• **Description of the task**
Tally how many lines of these entries hold the string "JSON". Return the number alone.

* Begin Listed entries *

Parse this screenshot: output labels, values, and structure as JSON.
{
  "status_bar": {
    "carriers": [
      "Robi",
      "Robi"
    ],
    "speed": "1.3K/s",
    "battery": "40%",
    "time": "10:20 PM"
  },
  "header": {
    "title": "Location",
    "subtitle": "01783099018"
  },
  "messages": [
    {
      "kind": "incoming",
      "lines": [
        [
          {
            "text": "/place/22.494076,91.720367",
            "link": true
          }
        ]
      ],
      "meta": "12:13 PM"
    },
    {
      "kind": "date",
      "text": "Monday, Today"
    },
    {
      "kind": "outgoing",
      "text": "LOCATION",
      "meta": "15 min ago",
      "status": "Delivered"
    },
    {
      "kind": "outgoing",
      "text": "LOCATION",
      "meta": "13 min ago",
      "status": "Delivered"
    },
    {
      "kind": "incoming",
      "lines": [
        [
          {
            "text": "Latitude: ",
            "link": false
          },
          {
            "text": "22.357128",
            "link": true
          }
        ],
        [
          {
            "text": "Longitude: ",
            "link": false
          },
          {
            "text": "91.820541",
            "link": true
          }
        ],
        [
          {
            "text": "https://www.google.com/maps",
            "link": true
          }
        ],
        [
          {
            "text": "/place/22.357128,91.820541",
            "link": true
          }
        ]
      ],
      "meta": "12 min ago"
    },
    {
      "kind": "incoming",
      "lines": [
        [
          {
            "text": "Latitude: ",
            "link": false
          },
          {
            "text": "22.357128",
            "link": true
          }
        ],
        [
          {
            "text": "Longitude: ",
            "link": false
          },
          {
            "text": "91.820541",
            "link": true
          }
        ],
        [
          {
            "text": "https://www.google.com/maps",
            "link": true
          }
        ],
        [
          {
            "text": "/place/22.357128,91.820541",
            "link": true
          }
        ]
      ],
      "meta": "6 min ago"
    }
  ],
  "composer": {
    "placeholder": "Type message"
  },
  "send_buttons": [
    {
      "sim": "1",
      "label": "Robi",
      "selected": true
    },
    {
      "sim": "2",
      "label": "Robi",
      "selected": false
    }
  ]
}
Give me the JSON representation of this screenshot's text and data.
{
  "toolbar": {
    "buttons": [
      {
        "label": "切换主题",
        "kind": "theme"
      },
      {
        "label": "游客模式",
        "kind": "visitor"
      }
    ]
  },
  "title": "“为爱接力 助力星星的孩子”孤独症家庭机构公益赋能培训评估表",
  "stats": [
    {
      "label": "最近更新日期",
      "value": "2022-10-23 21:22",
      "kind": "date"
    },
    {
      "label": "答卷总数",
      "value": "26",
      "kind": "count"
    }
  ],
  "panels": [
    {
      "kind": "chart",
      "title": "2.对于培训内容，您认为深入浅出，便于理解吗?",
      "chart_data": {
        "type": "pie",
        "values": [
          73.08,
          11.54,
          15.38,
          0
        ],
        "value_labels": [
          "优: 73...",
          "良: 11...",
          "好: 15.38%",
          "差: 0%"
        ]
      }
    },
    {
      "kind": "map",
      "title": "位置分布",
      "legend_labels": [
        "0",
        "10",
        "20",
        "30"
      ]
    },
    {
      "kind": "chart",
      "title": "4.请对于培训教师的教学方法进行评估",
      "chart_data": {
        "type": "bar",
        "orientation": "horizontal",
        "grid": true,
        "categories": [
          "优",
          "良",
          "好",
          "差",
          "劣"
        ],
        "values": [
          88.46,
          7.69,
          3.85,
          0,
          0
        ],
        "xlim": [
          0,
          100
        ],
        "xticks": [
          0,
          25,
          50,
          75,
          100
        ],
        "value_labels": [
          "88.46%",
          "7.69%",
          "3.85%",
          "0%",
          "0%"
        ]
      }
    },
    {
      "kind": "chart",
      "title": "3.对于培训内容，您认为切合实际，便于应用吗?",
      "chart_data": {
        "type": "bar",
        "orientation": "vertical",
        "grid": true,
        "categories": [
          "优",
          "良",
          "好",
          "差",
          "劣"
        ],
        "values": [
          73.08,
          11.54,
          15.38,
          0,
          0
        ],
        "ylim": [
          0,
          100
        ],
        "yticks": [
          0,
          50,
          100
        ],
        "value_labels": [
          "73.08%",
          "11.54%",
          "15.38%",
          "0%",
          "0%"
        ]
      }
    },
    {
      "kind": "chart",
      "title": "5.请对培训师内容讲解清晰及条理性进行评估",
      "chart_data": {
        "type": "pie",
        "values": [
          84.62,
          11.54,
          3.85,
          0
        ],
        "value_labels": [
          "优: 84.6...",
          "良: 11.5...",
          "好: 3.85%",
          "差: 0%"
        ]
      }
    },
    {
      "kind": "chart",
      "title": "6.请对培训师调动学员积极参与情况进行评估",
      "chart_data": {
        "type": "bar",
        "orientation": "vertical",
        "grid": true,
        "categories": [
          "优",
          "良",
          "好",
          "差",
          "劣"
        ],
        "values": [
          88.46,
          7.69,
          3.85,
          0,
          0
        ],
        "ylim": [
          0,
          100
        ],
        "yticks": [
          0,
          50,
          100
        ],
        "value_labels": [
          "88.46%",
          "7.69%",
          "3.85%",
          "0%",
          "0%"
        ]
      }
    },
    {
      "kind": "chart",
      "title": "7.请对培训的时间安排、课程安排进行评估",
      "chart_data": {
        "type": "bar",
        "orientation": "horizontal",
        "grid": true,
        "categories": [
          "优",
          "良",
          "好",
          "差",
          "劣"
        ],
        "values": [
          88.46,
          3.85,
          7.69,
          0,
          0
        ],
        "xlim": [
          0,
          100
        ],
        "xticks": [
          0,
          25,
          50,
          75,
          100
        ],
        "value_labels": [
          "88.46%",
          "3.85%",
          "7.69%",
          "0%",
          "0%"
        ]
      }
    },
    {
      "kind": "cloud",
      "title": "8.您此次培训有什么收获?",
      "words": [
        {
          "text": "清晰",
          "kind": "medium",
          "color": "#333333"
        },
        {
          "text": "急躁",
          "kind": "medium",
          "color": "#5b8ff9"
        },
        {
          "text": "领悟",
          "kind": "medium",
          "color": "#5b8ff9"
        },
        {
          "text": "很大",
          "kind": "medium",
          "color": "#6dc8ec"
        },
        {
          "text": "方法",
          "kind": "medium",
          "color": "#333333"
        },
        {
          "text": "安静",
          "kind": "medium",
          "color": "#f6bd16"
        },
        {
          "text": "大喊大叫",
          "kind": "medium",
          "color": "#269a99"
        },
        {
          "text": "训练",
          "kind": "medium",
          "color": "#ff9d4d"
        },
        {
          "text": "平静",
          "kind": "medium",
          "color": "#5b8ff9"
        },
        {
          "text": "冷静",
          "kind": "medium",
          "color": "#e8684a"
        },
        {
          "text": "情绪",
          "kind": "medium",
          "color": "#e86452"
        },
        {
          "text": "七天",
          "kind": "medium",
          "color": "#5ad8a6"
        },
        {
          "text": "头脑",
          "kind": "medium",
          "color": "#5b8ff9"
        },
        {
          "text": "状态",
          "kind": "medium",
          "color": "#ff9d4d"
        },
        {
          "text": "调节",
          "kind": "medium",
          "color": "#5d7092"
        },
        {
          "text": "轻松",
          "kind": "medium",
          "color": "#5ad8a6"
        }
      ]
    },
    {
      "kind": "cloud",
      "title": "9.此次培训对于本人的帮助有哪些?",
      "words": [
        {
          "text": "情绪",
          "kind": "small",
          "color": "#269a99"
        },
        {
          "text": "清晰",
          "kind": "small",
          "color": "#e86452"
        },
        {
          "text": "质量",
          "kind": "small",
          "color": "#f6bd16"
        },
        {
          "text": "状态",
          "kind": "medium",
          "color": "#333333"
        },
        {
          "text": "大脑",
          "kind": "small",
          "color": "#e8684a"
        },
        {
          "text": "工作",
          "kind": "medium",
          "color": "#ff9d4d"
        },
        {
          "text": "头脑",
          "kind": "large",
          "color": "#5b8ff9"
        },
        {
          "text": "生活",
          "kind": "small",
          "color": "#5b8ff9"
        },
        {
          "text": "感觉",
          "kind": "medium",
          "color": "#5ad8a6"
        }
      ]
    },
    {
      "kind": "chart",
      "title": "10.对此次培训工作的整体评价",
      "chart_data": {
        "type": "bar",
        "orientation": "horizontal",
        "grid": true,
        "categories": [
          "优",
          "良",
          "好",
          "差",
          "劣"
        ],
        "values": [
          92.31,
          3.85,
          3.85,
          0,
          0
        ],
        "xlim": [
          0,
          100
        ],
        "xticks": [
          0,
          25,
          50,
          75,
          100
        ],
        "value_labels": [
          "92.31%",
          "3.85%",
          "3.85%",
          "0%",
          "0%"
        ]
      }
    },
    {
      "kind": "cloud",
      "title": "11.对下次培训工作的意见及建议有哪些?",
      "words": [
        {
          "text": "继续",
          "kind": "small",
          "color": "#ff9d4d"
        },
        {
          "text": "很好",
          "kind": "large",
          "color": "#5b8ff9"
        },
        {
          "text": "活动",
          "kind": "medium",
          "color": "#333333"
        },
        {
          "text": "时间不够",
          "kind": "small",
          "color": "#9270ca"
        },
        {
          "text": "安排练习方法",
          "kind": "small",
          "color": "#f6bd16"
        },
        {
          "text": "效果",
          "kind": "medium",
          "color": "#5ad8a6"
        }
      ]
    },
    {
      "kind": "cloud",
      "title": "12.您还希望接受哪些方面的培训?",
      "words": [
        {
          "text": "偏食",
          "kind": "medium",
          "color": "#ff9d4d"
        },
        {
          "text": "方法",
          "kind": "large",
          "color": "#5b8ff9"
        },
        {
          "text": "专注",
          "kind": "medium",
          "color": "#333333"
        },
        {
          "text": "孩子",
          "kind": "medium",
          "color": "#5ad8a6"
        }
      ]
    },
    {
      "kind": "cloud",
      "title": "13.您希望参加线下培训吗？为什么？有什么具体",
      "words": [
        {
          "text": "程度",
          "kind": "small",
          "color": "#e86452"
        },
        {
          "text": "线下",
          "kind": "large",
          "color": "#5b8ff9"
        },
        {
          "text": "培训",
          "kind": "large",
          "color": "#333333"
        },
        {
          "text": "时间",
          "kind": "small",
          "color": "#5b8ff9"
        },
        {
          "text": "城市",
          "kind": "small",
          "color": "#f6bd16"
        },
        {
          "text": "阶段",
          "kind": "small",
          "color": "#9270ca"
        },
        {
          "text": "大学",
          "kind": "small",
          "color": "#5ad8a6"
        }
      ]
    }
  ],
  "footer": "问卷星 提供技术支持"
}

* End Listed entries *

• **Solution to this problem**
2